----- RECORDS FOR THIS TASK

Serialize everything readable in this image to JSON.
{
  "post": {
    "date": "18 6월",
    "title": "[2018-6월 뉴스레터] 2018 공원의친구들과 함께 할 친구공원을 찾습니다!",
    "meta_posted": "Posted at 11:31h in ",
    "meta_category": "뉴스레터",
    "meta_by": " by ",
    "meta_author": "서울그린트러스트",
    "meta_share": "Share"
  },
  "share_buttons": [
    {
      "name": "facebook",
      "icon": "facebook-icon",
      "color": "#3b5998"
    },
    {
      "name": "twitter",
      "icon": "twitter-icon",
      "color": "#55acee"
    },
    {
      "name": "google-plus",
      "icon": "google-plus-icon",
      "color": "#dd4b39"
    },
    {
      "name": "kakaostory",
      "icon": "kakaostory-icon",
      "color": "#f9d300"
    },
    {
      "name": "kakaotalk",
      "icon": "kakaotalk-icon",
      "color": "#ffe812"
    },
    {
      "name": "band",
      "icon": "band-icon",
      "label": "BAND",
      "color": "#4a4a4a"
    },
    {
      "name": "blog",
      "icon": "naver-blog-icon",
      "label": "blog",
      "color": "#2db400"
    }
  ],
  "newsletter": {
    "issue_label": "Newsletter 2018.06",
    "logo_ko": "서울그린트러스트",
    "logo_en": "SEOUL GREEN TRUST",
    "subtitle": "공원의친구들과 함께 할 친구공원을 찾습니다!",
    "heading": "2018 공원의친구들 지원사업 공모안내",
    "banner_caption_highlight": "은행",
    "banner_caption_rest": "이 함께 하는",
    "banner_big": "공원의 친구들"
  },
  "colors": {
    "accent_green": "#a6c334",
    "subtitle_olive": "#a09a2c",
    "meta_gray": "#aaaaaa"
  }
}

----------

▶ **TASK STATEMENT**:
From the records above, extract every entry exactly as given.

▶ **SOLUTION**:
Serialize everything readable in this image to JSON.
{
  "post": {
    "date": "18 6월",
    "title": "[2018-6월 뉴스레터] 2018 공원의친구들과 함께 할 친구공원을 찾습니다!",
    "meta_posted": "Posted at 11:31h in ",
    "meta_category": "뉴스레터",
    "meta_by": " by ",
    "meta_author": "서울그린트러스트",
    "meta_share": "Share"
  },
  "share_buttons": [
    {
      "name": "facebook",
      "icon": "facebook-icon",
      "color": "#3b5998"
    },
    {
      "name": "twitter",
      "icon": "twitter-icon",
      "color": "#55acee"
    },
    {
      "name": "google-plus",
      "icon": "google-plus-icon",
      "color": "#dd4b39"
    },
    {
      "name": "kakaostory",
      "icon": "kakaostory-icon",
      "color": "#f9d300"
    },
    {
      "name": "kakaotalk",
      "icon": "kakaotalk-icon",
      "color": "#ffe812"
    },
    {
      "name": "band",
      "icon": "band-icon",
      "label": "BAND",
      "color": "#4a4a4a"
    },
    {
      "name": "blog",
      "icon": "naver-blog-icon",
      "label": "blog",
      "color": "#2db400"
    }
  ],
  "newsletter": {
    "issue_label": "Newsletter 2018.06",
    "logo_ko": "서울그린트러스트",
    "logo_en": "SEOUL GREEN TRUST",
    "subtitle": "공원의친구들과 함께 할 친구공원을 찾습니다!",
    "heading": "2018 공원의친구들 지원사업 공모안내",
    "banner_caption_highlight": "은행",
    "banner_caption_rest": "이 함께 하는",
    "banner_big": "공원의 친구들"
  },
  "colors": {
    "accent_green": "#a6c334",
    "subtitle_olive": "#a09a2c",
    "meta_gray": "#aaaaaa"
  }
}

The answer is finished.